[Source data]

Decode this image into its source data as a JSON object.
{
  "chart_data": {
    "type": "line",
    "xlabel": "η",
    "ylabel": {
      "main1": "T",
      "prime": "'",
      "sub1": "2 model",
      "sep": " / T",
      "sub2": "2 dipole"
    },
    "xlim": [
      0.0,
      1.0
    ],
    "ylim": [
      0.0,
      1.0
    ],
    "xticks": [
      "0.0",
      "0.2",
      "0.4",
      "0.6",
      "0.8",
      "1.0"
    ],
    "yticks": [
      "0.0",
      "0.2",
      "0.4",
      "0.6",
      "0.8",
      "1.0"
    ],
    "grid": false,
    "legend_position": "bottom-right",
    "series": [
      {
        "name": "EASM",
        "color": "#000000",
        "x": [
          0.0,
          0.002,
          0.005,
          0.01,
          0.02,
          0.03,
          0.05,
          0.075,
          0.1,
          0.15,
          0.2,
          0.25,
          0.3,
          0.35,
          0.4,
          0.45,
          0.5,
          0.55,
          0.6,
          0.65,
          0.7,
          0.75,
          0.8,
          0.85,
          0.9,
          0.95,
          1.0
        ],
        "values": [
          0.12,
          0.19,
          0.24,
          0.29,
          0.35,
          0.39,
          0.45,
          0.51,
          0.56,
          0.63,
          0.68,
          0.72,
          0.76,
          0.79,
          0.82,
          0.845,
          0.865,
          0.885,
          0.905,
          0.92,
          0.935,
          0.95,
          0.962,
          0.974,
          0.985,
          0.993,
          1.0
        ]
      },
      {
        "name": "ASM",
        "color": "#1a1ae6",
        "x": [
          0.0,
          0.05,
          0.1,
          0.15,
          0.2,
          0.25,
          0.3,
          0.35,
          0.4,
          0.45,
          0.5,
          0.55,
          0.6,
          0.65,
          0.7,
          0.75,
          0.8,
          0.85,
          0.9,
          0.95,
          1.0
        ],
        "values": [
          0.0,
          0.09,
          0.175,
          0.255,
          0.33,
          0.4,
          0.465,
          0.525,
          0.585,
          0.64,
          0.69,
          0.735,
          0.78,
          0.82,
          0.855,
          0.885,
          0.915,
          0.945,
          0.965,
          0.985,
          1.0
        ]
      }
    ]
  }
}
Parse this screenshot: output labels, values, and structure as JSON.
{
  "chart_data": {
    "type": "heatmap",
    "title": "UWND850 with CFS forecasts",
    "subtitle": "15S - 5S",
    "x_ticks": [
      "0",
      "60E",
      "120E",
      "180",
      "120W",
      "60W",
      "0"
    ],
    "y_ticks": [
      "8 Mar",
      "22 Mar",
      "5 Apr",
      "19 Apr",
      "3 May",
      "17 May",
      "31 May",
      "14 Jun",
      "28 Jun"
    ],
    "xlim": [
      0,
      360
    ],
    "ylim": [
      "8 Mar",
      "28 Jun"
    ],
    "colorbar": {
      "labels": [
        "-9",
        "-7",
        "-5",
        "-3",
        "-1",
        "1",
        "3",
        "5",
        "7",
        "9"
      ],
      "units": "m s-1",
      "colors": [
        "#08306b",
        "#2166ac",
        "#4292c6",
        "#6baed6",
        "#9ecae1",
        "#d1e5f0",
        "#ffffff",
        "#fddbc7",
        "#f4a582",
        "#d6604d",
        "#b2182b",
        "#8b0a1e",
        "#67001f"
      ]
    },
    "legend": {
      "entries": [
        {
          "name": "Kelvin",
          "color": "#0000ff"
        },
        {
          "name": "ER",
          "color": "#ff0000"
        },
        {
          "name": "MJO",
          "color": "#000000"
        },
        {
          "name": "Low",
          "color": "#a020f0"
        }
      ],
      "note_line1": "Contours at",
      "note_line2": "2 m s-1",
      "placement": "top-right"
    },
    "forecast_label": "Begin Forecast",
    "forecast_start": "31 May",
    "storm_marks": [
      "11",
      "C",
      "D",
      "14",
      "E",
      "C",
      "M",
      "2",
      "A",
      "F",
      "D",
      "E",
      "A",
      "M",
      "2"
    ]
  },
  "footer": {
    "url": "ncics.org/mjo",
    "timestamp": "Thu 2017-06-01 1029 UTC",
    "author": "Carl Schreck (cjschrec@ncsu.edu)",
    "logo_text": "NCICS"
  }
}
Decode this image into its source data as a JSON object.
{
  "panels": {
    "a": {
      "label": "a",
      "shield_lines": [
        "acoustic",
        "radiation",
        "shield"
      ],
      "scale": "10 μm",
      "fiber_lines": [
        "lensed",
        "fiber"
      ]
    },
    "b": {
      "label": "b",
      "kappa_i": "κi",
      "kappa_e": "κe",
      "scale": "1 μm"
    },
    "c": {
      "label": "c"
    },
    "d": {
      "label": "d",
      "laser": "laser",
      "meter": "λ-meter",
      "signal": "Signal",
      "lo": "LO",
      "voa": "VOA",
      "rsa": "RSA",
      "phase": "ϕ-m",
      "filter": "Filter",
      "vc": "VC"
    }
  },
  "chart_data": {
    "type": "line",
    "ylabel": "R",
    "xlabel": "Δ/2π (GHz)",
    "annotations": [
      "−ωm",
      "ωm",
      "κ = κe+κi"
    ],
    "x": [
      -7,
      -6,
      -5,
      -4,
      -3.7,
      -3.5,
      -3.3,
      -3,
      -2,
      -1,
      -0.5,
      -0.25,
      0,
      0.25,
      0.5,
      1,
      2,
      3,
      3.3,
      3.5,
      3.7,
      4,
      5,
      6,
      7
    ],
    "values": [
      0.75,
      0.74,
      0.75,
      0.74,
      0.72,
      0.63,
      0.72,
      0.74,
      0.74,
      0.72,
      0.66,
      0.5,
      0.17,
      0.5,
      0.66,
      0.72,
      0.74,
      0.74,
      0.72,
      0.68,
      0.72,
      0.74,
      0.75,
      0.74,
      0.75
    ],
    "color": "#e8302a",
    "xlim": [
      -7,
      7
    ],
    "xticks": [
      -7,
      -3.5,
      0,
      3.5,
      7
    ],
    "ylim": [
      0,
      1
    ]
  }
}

◆ What to do: Every entry must be retyped in full, exactly as given.

◆ Result of the exercise:
Decode this image into its source data as a JSON object.
{
  "chart_data": {
    "type": "line",
    "xlabel": "η",
    "ylabel": {
      "main1": "T",
      "prime": "'",
      "sub1": "2 model",
      "sep": " / T",
      "sub2": "2 dipole"
    },
    "xlim": [
      0.0,
      1.0
    ],
    "ylim": [
      0.0,
      1.0
    ],
    "xticks": [
      "0.0",
      "0.2",
      "0.4",
      "0.6",
      "0.8",
      "1.0"
    ],
    "yticks": [
      "0.0",
      "0.2",
      "0.4",
      "0.6",
      "0.8",
      "1.0"
    ],
    "grid": false,
    "legend_position": "bottom-right",
    "series": [
      {
        "name": "EASM",
        "color": "#000000",
        "x": [
          0.0,
          0.002,
          0.005,
          0.01,
          0.02,
          0.03,
          0.05,
          0.075,
          0.1,
          0.15,
          0.2,
          0.25,
          0.3,
          0.35,
          0.4,
          0.45,
          0.5,
          0.55,
          0.6,
          0.65,
          0.7,
          0.75,
          0.8,
          0.85,
          0.9,
          0.95,
          1.0
        ],
        "values": [
          0.12,
          0.19,
          0.24,
          0.29,
          0.35,
          0.39,
          0.45,
          0.51,
          0.56,
          0.63,
          0.68,
          0.72,
          0.76,
          0.79,
          0.82,
          0.845,
          0.865,
          0.885,
          0.905,
          0.92,
          0.935,
          0.95,
          0.962,
          0.974,
          0.985,
          0.993,
          1.0
        ]
      },
      {
        "name": "ASM",
        "color": "#1a1ae6",
        "x": [
          0.0,
          0.05,
          0.1,
          0.15,
          0.2,
          0.25,
          0.3,
          0.35,
          0.4,
          0.45,
          0.5,
          0.55,
          0.6,
          0.65,
          0.7,
          0.75,
          0.8,
          0.85,
          0.9,
          0.95,
          1.0
        ],
        "values": [
          0.0,
          0.09,
          0.175,
          0.255,
          0.33,
          0.4,
          0.465,
          0.525,
          0.585,
          0.64,
          0.69,
          0.735,
          0.78,
          0.82,
          0.855,
          0.885,
          0.915,
          0.945,
          0.965,
          0.985,
          1.0
        ]
      }
    ]
  }
}
Parse this screenshot: output labels, values, and structure as JSON.
{
  "chart_data": {
    "type": "heatmap",
    "title": "UWND850 with CFS forecasts",
    "subtitle": "15S - 5S",
    "x_ticks": [
      "0",
      "60E",
      "120E",
      "180",
      "120W",
      "60W",
      "0"
    ],
    "y_ticks": [
      "8 Mar",
      "22 Mar",
      "5 Apr",
      "19 Apr",
      "3 May",
      "17 May",
      "31 May",
      "14 Jun",
      "28 Jun"
    ],
    "xlim": [
      0,
      360
    ],
    "ylim": [
      "8 Mar",
      "28 Jun"
    ],
    "colorbar": {
      "labels": [
        "-9",
        "-7",
        "-5",
        "-3",
        "-1",
        "1",
        "3",
        "5",
        "7",
        "9"
      ],
      "units": "m s-1",
      "colors": [
        "#08306b",
        "#2166ac",
        "#4292c6",
        "#6baed6",
        "#9ecae1",
        "#d1e5f0",
        "#ffffff",
        "#fddbc7",
        "#f4a582",
        "#d6604d",
        "#b2182b",
        "#8b0a1e",
        "#67001f"
      ]
    },
    "legend": {
      "entries": [
        {
          "name": "Kelvin",
          "color": "#0000ff"
        },
        {
          "name": "ER",
          "color": "#ff0000"
        },
        {
          "name": "MJO",
          "color": "#000000"
        },
        {
          "name": "Low",
          "color": "#a020f0"
        }
      ],
      "note_line1": "Contours at",
      "note_line2": "2 m s-1",
      "placement": "top-right"
    },
    "forecast_label": "Begin Forecast",
    "forecast_start": "31 May",
    "storm_marks": [
      "11",
      "C",
      "D",
      "14",
      "E",
      "C",
      "M",
      "2",
      "A",
      "F",
      "D",
      "E",
      "A",
      "M",
      "2"
    ]
  },
  "footer": {
    "url": "ncics.org/mjo",
    "timestamp": "Thu 2017-06-01 1029 UTC",
    "author": "Carl Schreck (cjschrec@ncsu.edu)",
    "logo_text": "NCICS"
  }
}
Decode this image into its source data as a JSON object.
{
  "panels": {
    "a": {
      "label": "a",
      "shield_lines": [
        "acoustic",
        "radiation",
        "shield"
      ],
      "scale": "10 μm",
      "fiber_lines": [
        "lensed",
        "fiber"
      ]
    },
    "b": {
      "label": "b",
      "kappa_i": "κi",
      "kappa_e": "κe",
      "scale": "1 μm"
    },
    "c": {
      "label": "c"
    },
    "d": {
      "label": "d",
      "laser": "laser",
      "meter": "λ-meter",
      "signal": "Signal",
      "lo": "LO",
      "voa": "VOA",
      "rsa": "RSA",
      "phase": "ϕ-m",
      "filter": "Filter",
      "vc": "VC"
    }
  },
  "chart_data": {
    "type": "line",
    "ylabel": "R",
    "xlabel": "Δ/2π (GHz)",
    "annotations": [
      "−ωm",
      "ωm",
      "κ = κe+κi"
    ],
    "x": [
      -7,
      -6,
      -5,
      -4,
      -3.7,
      -3.5,
      -3.3,
      -3,
      -2,
      -1,
      -0.5,
      -0.25,
      0,
      0.25,
      0.5,
      1,
      2,
      3,
      3.3,
      3.5,
      3.7,
      4,
      5,
      6,
      7
    ],
    "values": [
      0.75,
      0.74,
      0.75,
      0.74,
      0.72,
      0.63,
      0.72,
      0.74,
      0.74,
      0.72,
      0.66,
      0.5,
      0.17,
      0.5,
      0.66,
      0.72,
      0.74,
      0.74,
      0.72,
      0.68,
      0.72,
      0.74,
      0.75,
      0.74,
      0.75
    ],
    "color": "#e8302a",
    "xlim": [
      -7,
      7
    ],
    "xticks": [
      -7,
      -3.5,
      0,
      3.5,
      7
    ],
    "ylim": [
      0,
      1
    ]
  }
}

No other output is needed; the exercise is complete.